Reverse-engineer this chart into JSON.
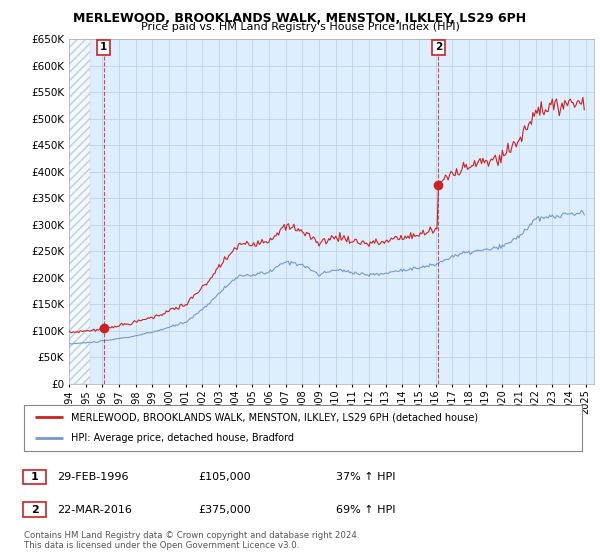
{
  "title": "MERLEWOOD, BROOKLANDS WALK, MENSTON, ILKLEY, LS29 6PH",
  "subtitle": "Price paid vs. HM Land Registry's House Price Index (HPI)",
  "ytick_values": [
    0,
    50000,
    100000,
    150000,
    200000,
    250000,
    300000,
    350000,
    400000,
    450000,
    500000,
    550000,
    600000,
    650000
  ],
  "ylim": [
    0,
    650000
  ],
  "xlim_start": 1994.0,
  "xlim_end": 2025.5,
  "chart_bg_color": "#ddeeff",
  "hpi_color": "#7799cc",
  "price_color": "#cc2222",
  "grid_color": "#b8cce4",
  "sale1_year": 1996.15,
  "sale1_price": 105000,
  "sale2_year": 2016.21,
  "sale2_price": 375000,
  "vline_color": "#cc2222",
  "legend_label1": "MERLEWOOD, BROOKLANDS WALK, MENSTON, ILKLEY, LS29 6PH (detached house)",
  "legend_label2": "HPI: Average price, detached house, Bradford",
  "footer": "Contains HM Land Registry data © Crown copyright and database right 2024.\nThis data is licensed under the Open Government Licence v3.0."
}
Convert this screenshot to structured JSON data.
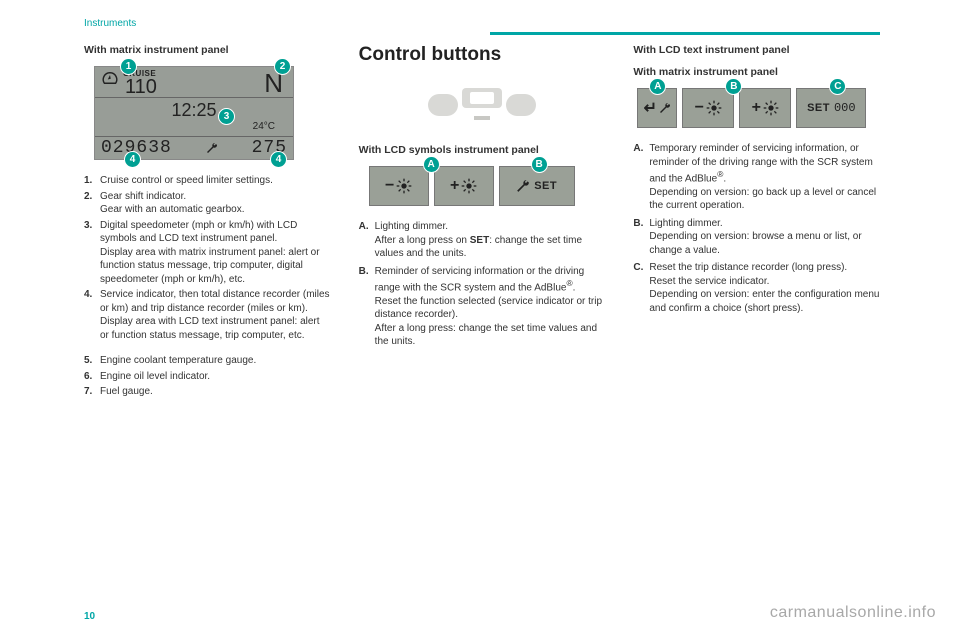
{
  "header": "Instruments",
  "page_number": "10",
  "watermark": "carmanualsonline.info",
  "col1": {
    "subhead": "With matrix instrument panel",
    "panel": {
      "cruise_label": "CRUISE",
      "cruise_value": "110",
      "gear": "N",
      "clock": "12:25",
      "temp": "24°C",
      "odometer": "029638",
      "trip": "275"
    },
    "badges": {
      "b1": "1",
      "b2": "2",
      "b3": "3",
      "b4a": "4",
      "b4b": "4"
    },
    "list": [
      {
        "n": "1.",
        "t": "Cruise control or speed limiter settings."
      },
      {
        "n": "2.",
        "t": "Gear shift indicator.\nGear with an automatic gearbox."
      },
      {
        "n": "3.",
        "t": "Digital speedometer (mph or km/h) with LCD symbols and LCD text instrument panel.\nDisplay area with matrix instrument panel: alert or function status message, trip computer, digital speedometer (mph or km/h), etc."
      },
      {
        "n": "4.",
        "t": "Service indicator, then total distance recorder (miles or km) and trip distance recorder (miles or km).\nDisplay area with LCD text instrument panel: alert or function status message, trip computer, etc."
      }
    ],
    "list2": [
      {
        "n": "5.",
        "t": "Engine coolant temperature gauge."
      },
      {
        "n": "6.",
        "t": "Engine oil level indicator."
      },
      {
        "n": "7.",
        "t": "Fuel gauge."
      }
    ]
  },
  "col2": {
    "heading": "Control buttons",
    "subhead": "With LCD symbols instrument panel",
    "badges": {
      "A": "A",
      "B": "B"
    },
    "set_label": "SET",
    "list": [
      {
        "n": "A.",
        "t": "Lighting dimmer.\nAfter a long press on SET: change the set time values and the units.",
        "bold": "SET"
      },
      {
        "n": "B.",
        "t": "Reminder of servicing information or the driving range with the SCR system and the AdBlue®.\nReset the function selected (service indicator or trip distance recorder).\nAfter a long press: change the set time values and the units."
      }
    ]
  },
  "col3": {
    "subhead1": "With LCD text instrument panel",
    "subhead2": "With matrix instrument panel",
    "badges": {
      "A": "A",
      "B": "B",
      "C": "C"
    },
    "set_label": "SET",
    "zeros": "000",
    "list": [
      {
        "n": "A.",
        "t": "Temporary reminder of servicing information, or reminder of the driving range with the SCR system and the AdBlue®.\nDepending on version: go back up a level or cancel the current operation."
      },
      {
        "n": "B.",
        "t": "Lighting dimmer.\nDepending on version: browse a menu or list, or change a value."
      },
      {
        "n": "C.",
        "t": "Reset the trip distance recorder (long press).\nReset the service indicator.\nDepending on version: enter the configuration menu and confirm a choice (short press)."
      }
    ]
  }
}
══════
## Exercise requirements
Using the listing, copy every line where the word "matrix" shows up.

## Final result
    "subhead": "With matrix instrument panel",
        "t": "Digital speedometer (mph or km/h) with LCD symbols and LCD text instrument panel.\nDisplay area with matrix instrument panel: alert or function status message, trip computer, digital speedometer (mph or km/h), etc."
    "subhead2": "With matrix instrument panel",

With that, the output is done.